══ DATASET ROWS ══

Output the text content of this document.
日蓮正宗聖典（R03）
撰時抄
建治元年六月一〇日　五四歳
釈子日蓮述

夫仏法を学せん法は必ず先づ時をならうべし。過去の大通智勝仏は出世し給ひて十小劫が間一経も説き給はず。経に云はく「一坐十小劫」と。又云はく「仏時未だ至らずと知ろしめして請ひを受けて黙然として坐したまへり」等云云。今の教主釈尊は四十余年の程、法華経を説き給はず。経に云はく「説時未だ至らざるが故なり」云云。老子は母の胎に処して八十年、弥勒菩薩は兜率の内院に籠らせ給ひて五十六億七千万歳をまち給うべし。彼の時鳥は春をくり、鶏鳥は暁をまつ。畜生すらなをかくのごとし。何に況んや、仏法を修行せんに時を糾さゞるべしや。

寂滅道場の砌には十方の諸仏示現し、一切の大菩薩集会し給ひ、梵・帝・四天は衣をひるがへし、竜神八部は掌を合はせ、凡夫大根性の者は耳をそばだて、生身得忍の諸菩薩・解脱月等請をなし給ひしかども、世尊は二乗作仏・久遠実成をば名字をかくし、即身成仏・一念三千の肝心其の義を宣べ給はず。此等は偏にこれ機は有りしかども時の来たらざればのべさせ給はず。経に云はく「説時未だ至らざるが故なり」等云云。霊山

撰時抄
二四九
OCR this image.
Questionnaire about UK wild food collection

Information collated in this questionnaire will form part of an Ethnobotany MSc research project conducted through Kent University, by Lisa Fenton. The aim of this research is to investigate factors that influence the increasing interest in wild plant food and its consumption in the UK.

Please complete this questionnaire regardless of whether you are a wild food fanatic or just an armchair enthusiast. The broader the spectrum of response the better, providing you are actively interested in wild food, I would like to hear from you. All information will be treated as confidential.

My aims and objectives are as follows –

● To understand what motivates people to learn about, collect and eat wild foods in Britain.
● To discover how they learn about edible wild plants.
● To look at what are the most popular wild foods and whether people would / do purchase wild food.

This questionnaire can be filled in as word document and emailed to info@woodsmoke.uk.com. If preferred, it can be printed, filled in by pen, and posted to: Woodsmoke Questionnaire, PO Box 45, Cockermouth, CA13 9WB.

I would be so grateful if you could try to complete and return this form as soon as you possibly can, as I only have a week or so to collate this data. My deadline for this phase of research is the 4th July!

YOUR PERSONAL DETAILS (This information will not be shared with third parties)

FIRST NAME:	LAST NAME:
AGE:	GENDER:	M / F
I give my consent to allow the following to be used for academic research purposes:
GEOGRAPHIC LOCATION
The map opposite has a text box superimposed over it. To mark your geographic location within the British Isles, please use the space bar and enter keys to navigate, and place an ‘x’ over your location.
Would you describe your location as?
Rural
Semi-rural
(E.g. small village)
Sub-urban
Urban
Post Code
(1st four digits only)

═══

__EXERCISE TASK__
Look for the word "経に云はく" and return every line where it occurs.

__TASK OUTPUT__
夫仏法を学せん法は必ず先づ時をならうべし。過去の大通智勝仏は出世し給ひて十小劫が間一経も説き給はず。経に云はく「一坐十小劫」と。又云はく「仏時未だ至らずと知ろしめして請ひを受けて黙然として坐したまへり」等云云。今の教主釈尊は四十余年の程、法華経を説き給はず。経に云はく「説時未だ至らざるが故なり」云云。老子は母の胎に処して八十年、弥勒菩薩は兜率の内院に籠らせ給ひて五十六億七千万歳をまち給うべし。彼の時鳥は春をくり、鶏鳥は暁をまつ。畜生すらなをかくのごとし。何に況んや、仏法を修行せんに時を糾さゞるべしや。
寂滅道場の砌には十方の諸仏示現し、一切の大菩薩集会し給ひ、梵・帝・四天は衣をひるがへし、竜神八部は掌を合はせ、凡夫大根性の者は耳をそばだて、生身得忍の諸菩薩・解脱月等請をなし給ひしかども、世尊は二乗作仏・久遠実成をば名字をかくし、即身成仏・一念三千の肝心其の義を宣べ給はず。此等は偏にこれ機は有りしかども時の来たらざればのべさせ給はず。経に云はく「説時未だ至らざるが故なり」等云云。霊山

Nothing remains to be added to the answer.